▶ _PAGE EXCERPT_

* start *

### Scrape Wikipedia Page
Srape the list of postal codes of Canada with their latitude and longitude coordinates.

In [27]:
from bs4 import BeautifulSoup
import pandas as pd
import requests

source = requests.get( 'https://en.wikipedia.org/wiki/List_of_postal_codes_of_Canada:_M' ).text
soup = BeautifulSoup( source, 'lxml' )

# Find the first table on the Wikipedia page and iterate through tags for required information
table_info = soup.find( 'table' )
rows = table_info.find_all( 'td' )

postcode = []
borough = []
neighborhood = []

for i in range( 0, len( rows ), 3 ):
    postcode.append( rows[i].text.strip() )
    borough.append( rows[i + 1].text.strip() )
    neighborhood.append( rows[i + 2].text.strip() )

# Build the dataframe from the list of values and set column names as PostalCode, Borough, and Neighborhood
df = pd.DataFrame( data = [postcode, borough, neighborhood] ) \
     .rename( index = { 0: 'Postcode', 1: 'Borough', 2: 'Neighborhood'} ) \
     .transpose()

df.drop( df[df['Borough'] == 'Not assigned'].index, inplace = True )
df.loc[df.Neighborhood == 'Not assigned', 'Neighborhood'] = df.Borough

df_group = df.groupby( ['Postcode', 'Borough'] )['Neighborhood'].apply( ', '.join ).reset_index()

In [28]:
df_coor = pd.read_csv( 'http://cocl.us/Geospatial_data' )
df_coor.columns = ['Postcode', 'Latitude', 'Longitude']
df_join = pd.merge( df_group, df_coor, on = ['Postcode'], how = 'inner' )
df_join.head()

Unnamed: 0,Postcode,Borough,Neighborhood,Latitude,Longitude
0,M1B,Scarborough,"Rouge, Malvern",43.806686,-79.194353
1,M1C,Scarborough,"Highland Creek, Rouge Hill, Port Union",43.784535,-79.160497
2,M1E,Scarborough,"Guildwood, Morningside, West Hill",43.763573,-79.188711
3,M1G,Scarborough,Woburn,43.770992,-79.216917
4,M1H,Scarborough,Cedarbrae,43.773136,-79.239476


### Explore and cluster neighborhoods in Toronto

In [29]:
df2 = df_join[['Borough', 'Neighborhood', 'Latitude', 'Longitude']].copy()
print( 'There are {} boroughs and {} neighborhoods.'
       .format( len( df2['Borough'].unique() ), df2.shape[0] ) )

* end *

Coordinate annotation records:
* start *

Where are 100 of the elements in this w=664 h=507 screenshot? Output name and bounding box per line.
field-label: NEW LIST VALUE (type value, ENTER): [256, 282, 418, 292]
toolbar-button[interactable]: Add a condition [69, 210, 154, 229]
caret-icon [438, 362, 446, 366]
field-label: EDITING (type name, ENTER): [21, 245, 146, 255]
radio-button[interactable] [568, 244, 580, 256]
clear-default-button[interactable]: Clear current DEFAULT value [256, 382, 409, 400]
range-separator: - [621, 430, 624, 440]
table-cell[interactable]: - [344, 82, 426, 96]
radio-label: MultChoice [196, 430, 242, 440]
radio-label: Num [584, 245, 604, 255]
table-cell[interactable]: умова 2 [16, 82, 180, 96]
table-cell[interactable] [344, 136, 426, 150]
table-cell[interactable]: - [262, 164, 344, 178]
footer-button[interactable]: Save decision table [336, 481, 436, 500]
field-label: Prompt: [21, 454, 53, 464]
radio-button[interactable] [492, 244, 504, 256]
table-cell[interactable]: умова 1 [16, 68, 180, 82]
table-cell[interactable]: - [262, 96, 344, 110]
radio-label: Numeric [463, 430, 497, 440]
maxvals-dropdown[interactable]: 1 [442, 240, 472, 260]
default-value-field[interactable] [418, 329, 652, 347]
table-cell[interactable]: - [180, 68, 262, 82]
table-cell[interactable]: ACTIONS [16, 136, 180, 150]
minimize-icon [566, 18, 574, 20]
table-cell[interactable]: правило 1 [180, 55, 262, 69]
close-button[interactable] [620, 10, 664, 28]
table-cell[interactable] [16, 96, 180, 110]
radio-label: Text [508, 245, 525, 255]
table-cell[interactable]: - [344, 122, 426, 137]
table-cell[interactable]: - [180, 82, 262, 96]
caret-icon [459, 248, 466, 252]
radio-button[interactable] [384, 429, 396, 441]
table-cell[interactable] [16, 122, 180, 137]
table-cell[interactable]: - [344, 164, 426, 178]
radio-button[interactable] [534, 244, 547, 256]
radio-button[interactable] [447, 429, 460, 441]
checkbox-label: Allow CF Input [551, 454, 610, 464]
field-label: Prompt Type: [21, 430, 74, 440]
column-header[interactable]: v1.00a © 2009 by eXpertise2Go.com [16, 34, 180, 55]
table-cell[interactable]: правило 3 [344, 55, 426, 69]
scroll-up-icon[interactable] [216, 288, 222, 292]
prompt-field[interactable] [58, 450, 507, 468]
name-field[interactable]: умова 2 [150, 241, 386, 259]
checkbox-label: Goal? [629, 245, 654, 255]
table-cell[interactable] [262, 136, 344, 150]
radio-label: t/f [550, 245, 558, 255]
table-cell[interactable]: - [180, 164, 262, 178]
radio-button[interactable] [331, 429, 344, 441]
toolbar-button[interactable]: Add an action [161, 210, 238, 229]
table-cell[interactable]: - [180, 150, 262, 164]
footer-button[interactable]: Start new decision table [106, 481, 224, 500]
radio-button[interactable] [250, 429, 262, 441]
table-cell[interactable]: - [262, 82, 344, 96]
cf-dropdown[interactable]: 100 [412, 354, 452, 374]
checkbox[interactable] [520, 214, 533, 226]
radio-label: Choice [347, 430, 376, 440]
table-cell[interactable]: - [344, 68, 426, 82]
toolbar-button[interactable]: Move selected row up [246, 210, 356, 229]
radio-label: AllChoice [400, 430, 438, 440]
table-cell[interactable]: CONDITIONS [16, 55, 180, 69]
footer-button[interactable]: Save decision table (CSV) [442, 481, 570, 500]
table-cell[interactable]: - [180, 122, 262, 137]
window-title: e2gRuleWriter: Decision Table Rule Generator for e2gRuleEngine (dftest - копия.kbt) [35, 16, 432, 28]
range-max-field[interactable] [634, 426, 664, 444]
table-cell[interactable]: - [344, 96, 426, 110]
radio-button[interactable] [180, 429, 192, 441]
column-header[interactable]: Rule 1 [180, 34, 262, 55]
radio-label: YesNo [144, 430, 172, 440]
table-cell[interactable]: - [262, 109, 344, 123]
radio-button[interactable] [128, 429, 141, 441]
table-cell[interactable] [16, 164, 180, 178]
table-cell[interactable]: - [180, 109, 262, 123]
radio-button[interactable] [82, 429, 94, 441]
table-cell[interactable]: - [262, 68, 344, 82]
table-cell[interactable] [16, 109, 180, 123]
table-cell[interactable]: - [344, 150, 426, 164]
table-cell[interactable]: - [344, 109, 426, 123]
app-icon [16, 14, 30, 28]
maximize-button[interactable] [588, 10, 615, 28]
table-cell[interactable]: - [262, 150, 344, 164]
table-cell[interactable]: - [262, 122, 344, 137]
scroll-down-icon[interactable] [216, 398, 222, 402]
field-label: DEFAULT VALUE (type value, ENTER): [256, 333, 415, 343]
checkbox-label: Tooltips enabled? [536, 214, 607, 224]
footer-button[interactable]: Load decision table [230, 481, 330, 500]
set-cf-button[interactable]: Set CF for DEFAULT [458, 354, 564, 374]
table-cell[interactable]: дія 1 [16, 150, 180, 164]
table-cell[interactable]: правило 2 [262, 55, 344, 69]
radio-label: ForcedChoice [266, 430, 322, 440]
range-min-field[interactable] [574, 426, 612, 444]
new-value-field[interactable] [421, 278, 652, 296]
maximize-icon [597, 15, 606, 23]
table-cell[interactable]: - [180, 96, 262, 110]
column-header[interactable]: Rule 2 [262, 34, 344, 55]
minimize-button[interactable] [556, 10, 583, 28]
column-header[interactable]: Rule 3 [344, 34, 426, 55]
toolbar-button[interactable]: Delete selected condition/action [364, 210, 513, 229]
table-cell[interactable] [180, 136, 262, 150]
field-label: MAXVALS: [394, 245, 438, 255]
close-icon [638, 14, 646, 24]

* end *

▶ _PROBLEMS TO WORK ON_
A – Summarize the Wikipedia scraping notebook in two sentences.
B – In the records, substitute "form-label" for "field-label" across the stretch from the start of the records through the line containing "radio-button[interactable] [568, 244, 580, 256]", and return only those lines with everything else unchanged.
The text and the records were drawn from separate, unrelated sources.

▶ _OUTPUTS BY TASK_
A – The notebook scrapes the Wikipedia list of Canadian postal codes with BeautifulSoup and builds a pandas dataframe of postcodes, boroughs, and neighborhoods. It drops rows whose borough is not assigned, fills unassigned neighborhoods with the borough name, groups neighborhoods by postcode, merges in latitude and longitude from a geospatial CSV, and begins exploring Toronto by counting boroughs and neighborhoods.

B –
Where are 100 of the elements in this w=664 h=507 screenshot? Output name and bounding box per line.
form-label: NEW LIST VALUE (type value, ENTER): [256, 282, 418, 292]
toolbar-button[interactable]: Add a condition [69, 210, 154, 229]
caret-icon [438, 362, 446, 366]
form-label: EDITING (type name, ENTER): [21, 245, 146, 255]
radio-button[interactable] [568, 244, 580, 256]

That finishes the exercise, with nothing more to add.